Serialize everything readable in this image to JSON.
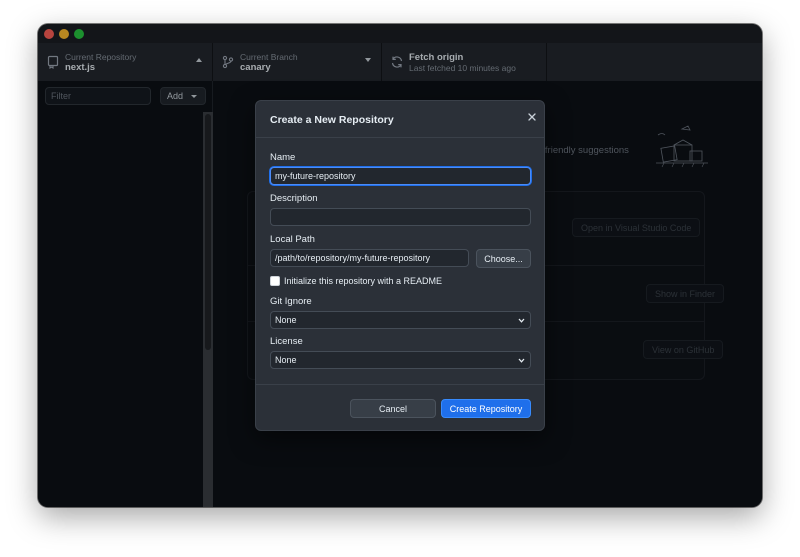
{
  "window": {
    "controls": [
      "close",
      "minimize",
      "zoom"
    ]
  },
  "toolbar": {
    "repository": {
      "label": "Current Repository",
      "value": "next.js",
      "icon": "repo-icon"
    },
    "branch": {
      "label": "Current Branch",
      "value": "canary",
      "icon": "branch-icon"
    },
    "fetch": {
      "label": "Fetch origin",
      "status": "Last fetched 10 minutes ago",
      "icon": "sync-icon"
    }
  },
  "sidebar": {
    "filter_placeholder": "Filter",
    "add_label": "Add"
  },
  "main": {
    "hint_text": "e friendly suggestions",
    "actions": [
      {
        "label": "Open in Visual Studio Code"
      },
      {
        "label": "Show in Finder"
      },
      {
        "label": "View on GitHub"
      }
    ]
  },
  "dialog": {
    "title": "Create a New Repository",
    "name_label": "Name",
    "name_value": "my-future-repository",
    "description_label": "Description",
    "description_value": "",
    "local_path_label": "Local Path",
    "local_path_value": "/path/to/repository/my-future-repository",
    "choose_label": "Choose...",
    "readme_label": "Initialize this repository with a README",
    "readme_checked": false,
    "gitignore_label": "Git Ignore",
    "gitignore_value": "None",
    "license_label": "License",
    "license_value": "None",
    "cancel_label": "Cancel",
    "create_label": "Create Repository"
  },
  "colors": {
    "accent": "#1f6feb",
    "background": "#0d1117",
    "dialog": "#2b3038"
  }
}
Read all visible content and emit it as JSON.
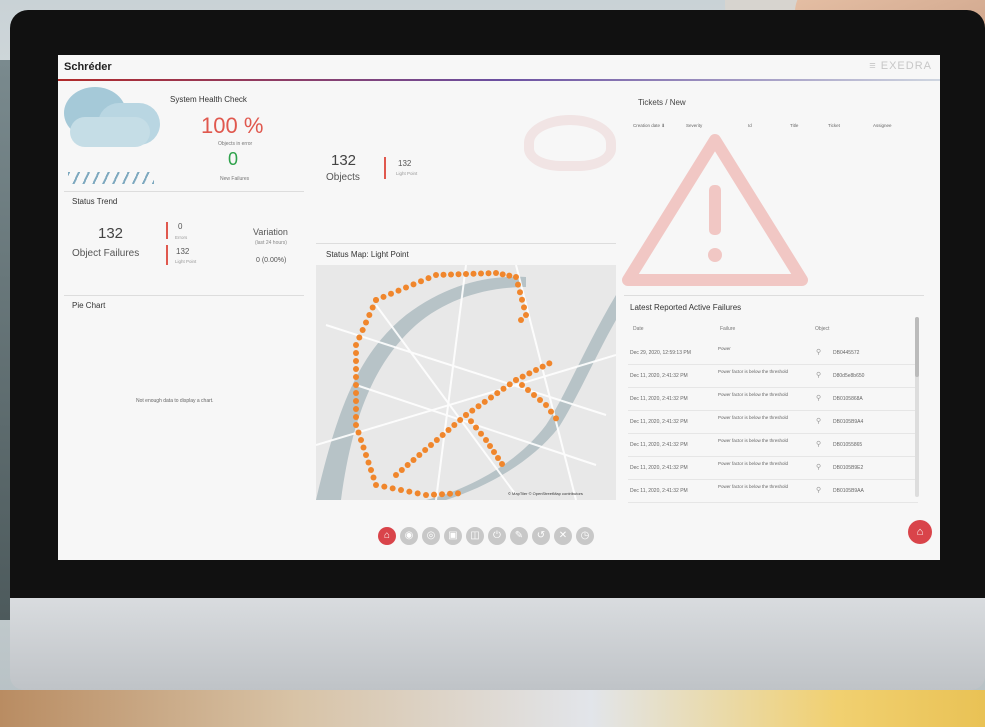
{
  "topbar": {
    "brand": "Schréder",
    "right_text": "≡ EXEDRA"
  },
  "health": {
    "title": "System Health Check",
    "percent": "100 %",
    "percent_sub": "Objects in error",
    "zero": "0",
    "zero_sub": "New Failures"
  },
  "trend": {
    "title": "Status Trend",
    "count": "132",
    "label": "Object Failures",
    "mini1_num": "0",
    "mini1_lbl": "Errors",
    "mini2_num": "132",
    "mini2_lbl": "Light Point",
    "variation_title": "Variation",
    "variation_sub": "(last 24 hours)",
    "variation_value": "0 (0.00%)"
  },
  "pie": {
    "title": "Pie Chart",
    "message": "Not enough data to display a chart."
  },
  "objects": {
    "count": "132",
    "label": "Objects",
    "mini_num": "132",
    "mini_lbl": "Light Point"
  },
  "map": {
    "title": "Status Map: Light Point",
    "attribution": "© MapTiler © OpenStreetMap contributors"
  },
  "tickets": {
    "title": "Tickets / New",
    "columns": [
      "Creation date ⬇",
      "Severity",
      "Id",
      "Title",
      "Ticket",
      "Assignee"
    ]
  },
  "failures": {
    "title": "Latest Reported Active Failures",
    "columns": [
      "Date",
      "Failure",
      "Object"
    ],
    "rows": [
      {
        "date": "Dec 29, 2020, 12:59:13 PM",
        "msg": "Power",
        "id": "DB0445572"
      },
      {
        "date": "Dec 11, 2020, 2:41:32 PM",
        "msg": "Power factor is below the threshold",
        "id": "D80d5e8b650"
      },
      {
        "date": "Dec 11, 2020, 2:41:32 PM",
        "msg": "Power factor is below the threshold",
        "id": "DB0105868A"
      },
      {
        "date": "Dec 11, 2020, 2:41:32 PM",
        "msg": "Power factor is below the threshold",
        "id": "DB0105B9A4"
      },
      {
        "date": "Dec 11, 2020, 2:41:32 PM",
        "msg": "Power factor is below the threshold",
        "id": "DB01055865"
      },
      {
        "date": "Dec 11, 2020, 2:41:32 PM",
        "msg": "Power factor is below the threshold",
        "id": "DB0105B9E2"
      },
      {
        "date": "Dec 11, 2020, 2:41:32 PM",
        "msg": "Power factor is below the threshold",
        "id": "DB0105B9AA"
      }
    ]
  },
  "dock": [
    "⌂",
    "◉",
    "◎",
    "▣",
    "◫",
    "⏻",
    "✎",
    "↺",
    "✕",
    "◷"
  ],
  "fab_icon": "⌂"
}
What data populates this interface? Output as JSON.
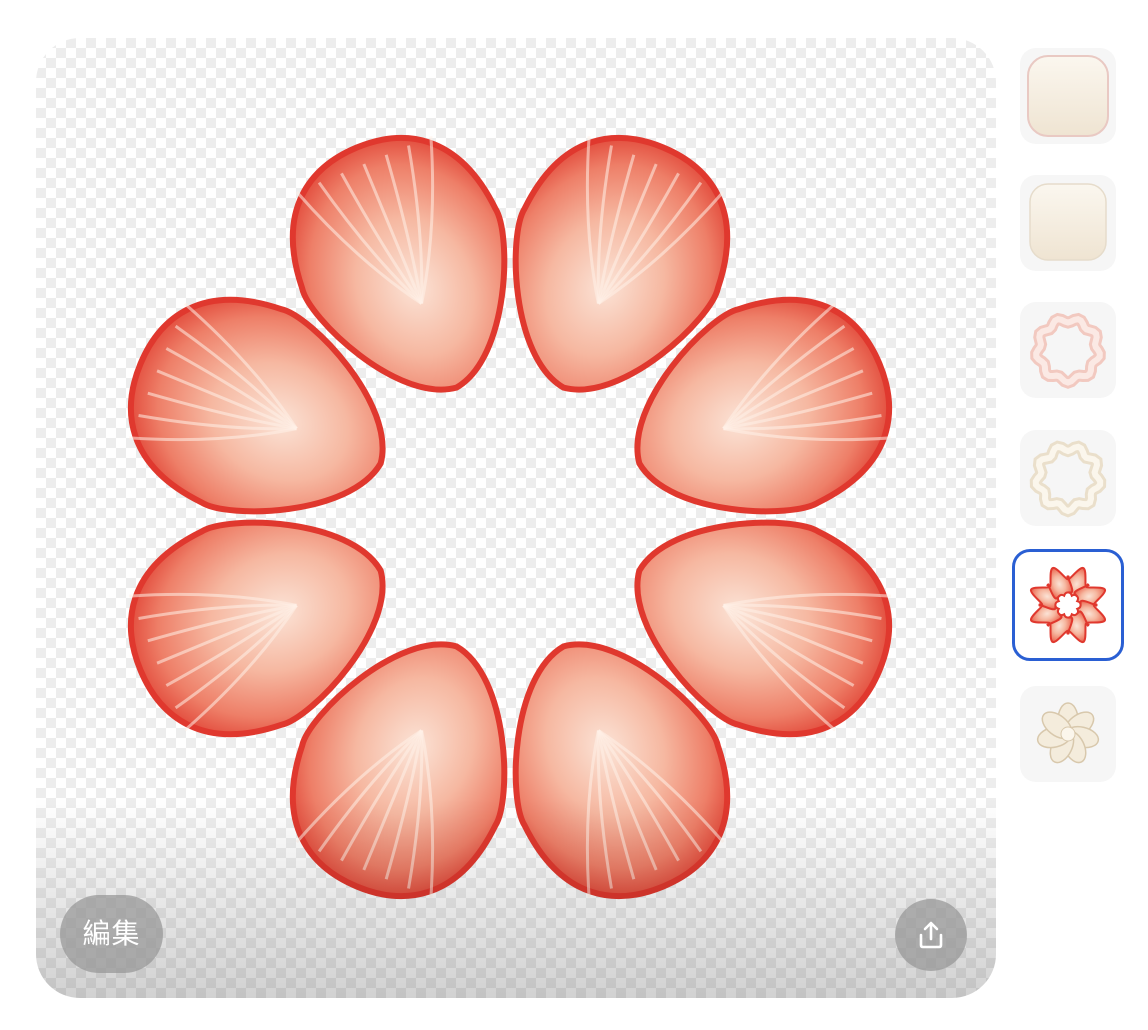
{
  "canvas": {
    "edit_label": "編集",
    "share_icon": "share-upload-icon",
    "subject": "strawberry-slice-flower"
  },
  "sidebar": {
    "items": [
      {
        "name": "thumb-cream-square-rounded",
        "icon": "cream-square-icon",
        "selected": false
      },
      {
        "name": "thumb-cream-square-soft",
        "icon": "cream-square-icon",
        "selected": false
      },
      {
        "name": "thumb-pink-ring",
        "icon": "pink-ring-icon",
        "selected": false
      },
      {
        "name": "thumb-cream-ring",
        "icon": "cream-ring-icon",
        "selected": false
      },
      {
        "name": "thumb-strawberry-flower",
        "icon": "strawberry-flower-icon",
        "selected": true
      },
      {
        "name": "thumb-whipped-cream",
        "icon": "whipped-cream-icon",
        "selected": false
      }
    ]
  },
  "colors": {
    "selection_border": "#2a5fd3",
    "strawberry_red": "#e0382e",
    "strawberry_flesh": "#f7b5a0",
    "cream": "#f6efe2"
  }
}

JOB: Using the material above, set down every line exactly, but skip the pictures.

SOLVED PROBLEM:
Serialize everything readable in this image to JSON.
{
  "window": {
    "controls": [
      "close",
      "minimize",
      "zoom"
    ]
  },
  "toolbar": {
    "repository": {
      "label": "Current Repository",
      "value": "next.js",
      "icon": "repo-icon"
    },
    "branch": {
      "label": "Current Branch",
      "value": "canary",
      "icon": "branch-icon"
    },
    "fetch": {
      "label": "Fetch origin",
      "status": "Last fetched 10 minutes ago",
      "icon": "sync-icon"
    }
  },
  "sidebar": {
    "filter_placeholder": "Filter",
    "add_label": "Add"
  },
  "main": {
    "hint_text": "e friendly suggestions",
    "actions": [
      {
        "label": "Open in Visual Studio Code"
      },
      {
        "label": "Show in Finder"
      },
      {
        "label": "View on GitHub"
      }
    ]
  },
  "dialog": {
    "title": "Create a New Repository",
    "name_label": "Name",
    "name_value": "my-future-repository",
    "description_label": "Description",
    "description_value": "",
    "local_path_label": "Local Path",
    "local_path_value": "/path/to/repository/my-future-repository",
    "choose_label": "Choose...",
    "readme_label": "Initialize this repository with a README",
    "readme_checked": false,
    "gitignore_label": "Git Ignore",
    "gitignore_value": "None",
    "license_label": "License",
    "license_value": "None",
    "cancel_label": "Cancel",
    "create_label": "Create Repository"
  },
  "colors": {
    "accent": "#1f6feb",
    "background": "#0d1117",
    "dialog": "#2b3038"
  }
}
Read all visible content and emit it as JSON.
{
  "topbar": {
    "brand": "Schréder",
    "right_text": "≡ EXEDRA"
  },
  "health": {
    "title": "System Health Check",
    "percent": "100 %",
    "percent_sub": "Objects in error",
    "zero": "0",
    "zero_sub": "New Failures"
  },
  "trend": {
    "title": "Status Trend",
    "count": "132",
    "label": "Object Failures",
    "mini1_num": "0",
    "mini1_lbl": "Errors",
    "mini2_num": "132",
    "mini2_lbl": "Light Point",
    "variation_title": "Variation",
    "variation_sub": "(last 24 hours)",
    "variation_value": "0 (0.00%)"
  },
  "pie": {
    "title": "Pie Chart",
    "message": "Not enough data to display a chart."
  },
  "objects": {
    "count": "132",
    "label": "Objects",
    "mini_num": "132",
    "mini_lbl": "Light Point"
  },
  "map": {
    "title": "Status Map: Light Point",
    "attribution": "© MapTiler © OpenStreetMap contributors"
  },
  "tickets": {
    "title": "Tickets / New",
    "columns": [
      "Creation date ⬇",
      "Severity",
      "Id",
      "Title",
      "Ticket",
      "Assignee"
    ]
  },
  "failures": {
    "title": "Latest Reported Active Failures",
    "columns": [
      "Date",
      "Failure",
      "Object"
    ],
    "rows": [
      {
        "date": "Dec 29, 2020, 12:59:13 PM",
        "msg": "Power",
        "id": "DB0445572"
      },
      {
        "date": "Dec 11, 2020, 2:41:32 PM",
        "msg": "Power factor is below the threshold",
        "id": "D80d5e8b650"
      },
      {
        "date": "Dec 11, 2020, 2:41:32 PM",
        "msg": "Power factor is below the threshold",
        "id": "DB0105868A"
      },
      {
        "date": "Dec 11, 2020, 2:41:32 PM",
        "msg": "Power factor is below the threshold",
        "id": "DB0105B9A4"
      },
      {
        "date": "Dec 11, 2020, 2:41:32 PM",
        "msg": "Power factor is below the threshold",
        "id": "DB01055865"
      },
      {
        "date": "Dec 11, 2020, 2:41:32 PM",
        "msg": "Power factor is below the threshold",
        "id": "DB0105B9E2"
      },
      {
        "date": "Dec 11, 2020, 2:41:32 PM",
        "msg": "Power factor is below the threshold",
        "id": "DB0105B9AA"
      }
    ]
  },
  "dock": [
    "⌂",
    "◉",
    "◎",
    "▣",
    "◫",
    "⏻",
    "✎",
    "↺",
    "✕",
    "◷"
  ],
  "fab_icon": "⌂"
}
What data populates this interface? Output as JSON.
{
  "canvas": {
    "edit_label": "編集",
    "share_icon": "share-upload-icon",
    "subject": "strawberry-slice-flower"
  },
  "sidebar": {
    "items": [
      {
        "name": "thumb-cream-square-rounded",
        "icon": "cream-square-icon",
        "selected": false
      },
      {
        "name": "thumb-cream-square-soft",
        "icon": "cream-square-icon",
        "selected": false
      },
      {
        "name": "thumb-pink-ring",
        "icon": "pink-ring-icon",
        "selected": false
      },
      {
        "name": "thumb-cream-ring",
        "icon": "cream-ring-icon",
        "selected": false
      },
      {
        "name": "thumb-strawberry-flower",
        "icon": "strawberry-flower-icon",
        "selected": true
      },
      {
        "name": "thumb-whipped-cream",
        "icon": "whipped-cream-icon",
        "selected": false
      }
    ]
  },
  "colors": {
    "selection_border": "#2a5fd3",
    "strawberry_red": "#e0382e",
    "strawberry_flesh": "#f7b5a0",
    "cream": "#f6efe2"
  }
}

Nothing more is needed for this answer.